Data section:
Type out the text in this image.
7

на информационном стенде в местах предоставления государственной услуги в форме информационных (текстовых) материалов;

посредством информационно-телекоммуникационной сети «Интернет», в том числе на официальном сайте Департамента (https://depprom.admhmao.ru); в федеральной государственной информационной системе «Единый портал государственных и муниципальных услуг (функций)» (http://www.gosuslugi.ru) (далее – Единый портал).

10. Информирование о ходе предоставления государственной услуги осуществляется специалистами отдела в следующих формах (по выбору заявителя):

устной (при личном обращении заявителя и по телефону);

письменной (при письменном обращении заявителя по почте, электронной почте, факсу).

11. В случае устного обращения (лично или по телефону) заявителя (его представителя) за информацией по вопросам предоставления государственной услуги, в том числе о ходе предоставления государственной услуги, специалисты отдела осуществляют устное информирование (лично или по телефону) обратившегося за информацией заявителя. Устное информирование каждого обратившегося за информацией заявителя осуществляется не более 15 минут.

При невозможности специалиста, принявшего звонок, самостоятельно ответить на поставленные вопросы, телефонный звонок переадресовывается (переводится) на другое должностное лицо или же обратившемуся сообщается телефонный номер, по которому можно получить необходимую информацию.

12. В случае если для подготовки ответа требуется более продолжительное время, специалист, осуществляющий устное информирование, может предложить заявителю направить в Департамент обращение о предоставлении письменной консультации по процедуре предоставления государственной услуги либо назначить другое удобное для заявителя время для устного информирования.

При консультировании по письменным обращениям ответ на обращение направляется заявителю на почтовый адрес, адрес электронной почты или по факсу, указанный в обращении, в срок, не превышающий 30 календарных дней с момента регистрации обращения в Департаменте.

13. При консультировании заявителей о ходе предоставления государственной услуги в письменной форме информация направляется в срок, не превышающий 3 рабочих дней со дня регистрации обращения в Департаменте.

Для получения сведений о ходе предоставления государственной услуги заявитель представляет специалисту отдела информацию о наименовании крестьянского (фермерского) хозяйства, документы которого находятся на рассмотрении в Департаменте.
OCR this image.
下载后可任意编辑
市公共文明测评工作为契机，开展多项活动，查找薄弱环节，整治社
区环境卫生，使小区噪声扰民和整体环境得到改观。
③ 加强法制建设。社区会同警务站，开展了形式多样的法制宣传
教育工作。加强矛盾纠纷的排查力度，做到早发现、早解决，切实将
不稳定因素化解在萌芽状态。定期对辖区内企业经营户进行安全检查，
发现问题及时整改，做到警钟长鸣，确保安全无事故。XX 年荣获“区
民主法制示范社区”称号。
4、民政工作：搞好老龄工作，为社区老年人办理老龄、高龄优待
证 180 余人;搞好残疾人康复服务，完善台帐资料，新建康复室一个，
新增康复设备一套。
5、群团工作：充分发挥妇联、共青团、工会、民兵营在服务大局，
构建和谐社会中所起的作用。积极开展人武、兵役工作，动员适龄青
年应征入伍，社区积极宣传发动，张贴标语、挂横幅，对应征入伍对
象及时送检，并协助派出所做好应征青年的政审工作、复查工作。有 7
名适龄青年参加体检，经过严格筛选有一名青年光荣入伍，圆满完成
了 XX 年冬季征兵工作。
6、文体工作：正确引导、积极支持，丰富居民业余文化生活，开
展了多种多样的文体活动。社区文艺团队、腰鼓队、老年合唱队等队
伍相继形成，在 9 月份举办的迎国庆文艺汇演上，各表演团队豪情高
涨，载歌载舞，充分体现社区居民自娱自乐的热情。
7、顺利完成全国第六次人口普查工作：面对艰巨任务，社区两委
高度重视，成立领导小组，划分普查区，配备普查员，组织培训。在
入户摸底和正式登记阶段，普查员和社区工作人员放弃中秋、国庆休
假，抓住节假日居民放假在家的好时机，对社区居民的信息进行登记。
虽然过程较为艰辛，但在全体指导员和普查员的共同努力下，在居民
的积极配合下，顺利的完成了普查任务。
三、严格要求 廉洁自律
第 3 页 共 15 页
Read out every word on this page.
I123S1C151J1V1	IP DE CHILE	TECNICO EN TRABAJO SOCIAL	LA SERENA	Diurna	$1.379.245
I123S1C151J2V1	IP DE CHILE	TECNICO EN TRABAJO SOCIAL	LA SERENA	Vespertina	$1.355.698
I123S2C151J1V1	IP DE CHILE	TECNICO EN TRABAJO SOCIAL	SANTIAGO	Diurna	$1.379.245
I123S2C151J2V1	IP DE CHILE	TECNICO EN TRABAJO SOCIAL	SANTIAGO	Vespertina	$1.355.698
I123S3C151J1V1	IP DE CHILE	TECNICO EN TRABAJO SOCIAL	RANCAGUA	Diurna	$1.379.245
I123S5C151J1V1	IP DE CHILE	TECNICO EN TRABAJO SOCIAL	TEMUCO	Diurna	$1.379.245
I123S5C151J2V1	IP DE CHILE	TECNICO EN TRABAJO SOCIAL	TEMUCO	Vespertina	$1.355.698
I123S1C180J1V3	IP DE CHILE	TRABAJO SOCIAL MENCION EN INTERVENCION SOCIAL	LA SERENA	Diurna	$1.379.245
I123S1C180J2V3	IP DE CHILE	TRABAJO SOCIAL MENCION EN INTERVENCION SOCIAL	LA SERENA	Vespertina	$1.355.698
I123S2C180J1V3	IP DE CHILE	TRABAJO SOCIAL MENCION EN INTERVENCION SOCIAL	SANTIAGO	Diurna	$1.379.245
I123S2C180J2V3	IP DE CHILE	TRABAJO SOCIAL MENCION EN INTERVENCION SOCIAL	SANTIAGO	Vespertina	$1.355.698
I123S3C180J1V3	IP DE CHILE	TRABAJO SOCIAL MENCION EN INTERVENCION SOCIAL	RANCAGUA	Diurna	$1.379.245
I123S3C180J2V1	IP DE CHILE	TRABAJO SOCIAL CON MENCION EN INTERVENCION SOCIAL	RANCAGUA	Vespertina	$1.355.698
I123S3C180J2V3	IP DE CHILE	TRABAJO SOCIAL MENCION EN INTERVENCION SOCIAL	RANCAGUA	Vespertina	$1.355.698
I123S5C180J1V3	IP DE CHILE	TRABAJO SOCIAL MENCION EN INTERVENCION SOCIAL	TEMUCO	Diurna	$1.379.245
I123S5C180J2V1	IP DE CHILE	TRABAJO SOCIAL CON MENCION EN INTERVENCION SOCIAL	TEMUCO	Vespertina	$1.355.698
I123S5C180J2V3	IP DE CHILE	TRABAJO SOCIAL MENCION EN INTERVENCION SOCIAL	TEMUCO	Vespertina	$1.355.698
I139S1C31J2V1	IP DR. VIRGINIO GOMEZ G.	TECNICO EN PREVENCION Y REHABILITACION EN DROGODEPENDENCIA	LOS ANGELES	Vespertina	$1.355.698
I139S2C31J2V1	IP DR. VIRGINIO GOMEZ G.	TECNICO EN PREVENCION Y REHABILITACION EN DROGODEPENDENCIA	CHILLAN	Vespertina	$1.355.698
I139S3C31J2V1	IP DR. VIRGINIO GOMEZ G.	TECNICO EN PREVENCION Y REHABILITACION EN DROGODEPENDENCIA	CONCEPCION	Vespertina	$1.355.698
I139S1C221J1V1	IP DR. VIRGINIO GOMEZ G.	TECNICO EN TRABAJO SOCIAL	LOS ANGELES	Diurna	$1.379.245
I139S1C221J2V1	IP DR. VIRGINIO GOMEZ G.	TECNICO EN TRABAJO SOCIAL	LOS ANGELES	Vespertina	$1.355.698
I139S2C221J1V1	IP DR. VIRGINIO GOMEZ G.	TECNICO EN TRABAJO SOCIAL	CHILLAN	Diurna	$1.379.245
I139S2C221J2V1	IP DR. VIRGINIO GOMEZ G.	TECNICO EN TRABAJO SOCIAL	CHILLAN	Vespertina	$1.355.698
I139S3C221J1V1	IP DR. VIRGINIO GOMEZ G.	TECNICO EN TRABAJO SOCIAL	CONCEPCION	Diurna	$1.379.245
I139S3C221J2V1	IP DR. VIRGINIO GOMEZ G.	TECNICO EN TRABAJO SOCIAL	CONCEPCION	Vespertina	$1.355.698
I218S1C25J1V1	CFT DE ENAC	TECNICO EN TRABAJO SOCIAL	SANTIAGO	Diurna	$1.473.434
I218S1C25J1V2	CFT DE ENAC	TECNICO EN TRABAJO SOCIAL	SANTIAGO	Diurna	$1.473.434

Exercise requirements:
Pick out all lines from the data above in which the word "превышающий" appears.

Result:
При консультировании по письменным обращениям ответ на обращение направляется заявителю на почтовый адрес, адрес электронной почты или по факсу, указанный в обращении, в срок, не превышающий 30 календарных дней с момента регистрации обращения в Департаменте.
13. При консультировании заявителей о ходе предоставления государственной услуги в письменной форме информация направляется в срок, не превышающий 3 рабочих дней со дня регистрации обращения в Департаменте.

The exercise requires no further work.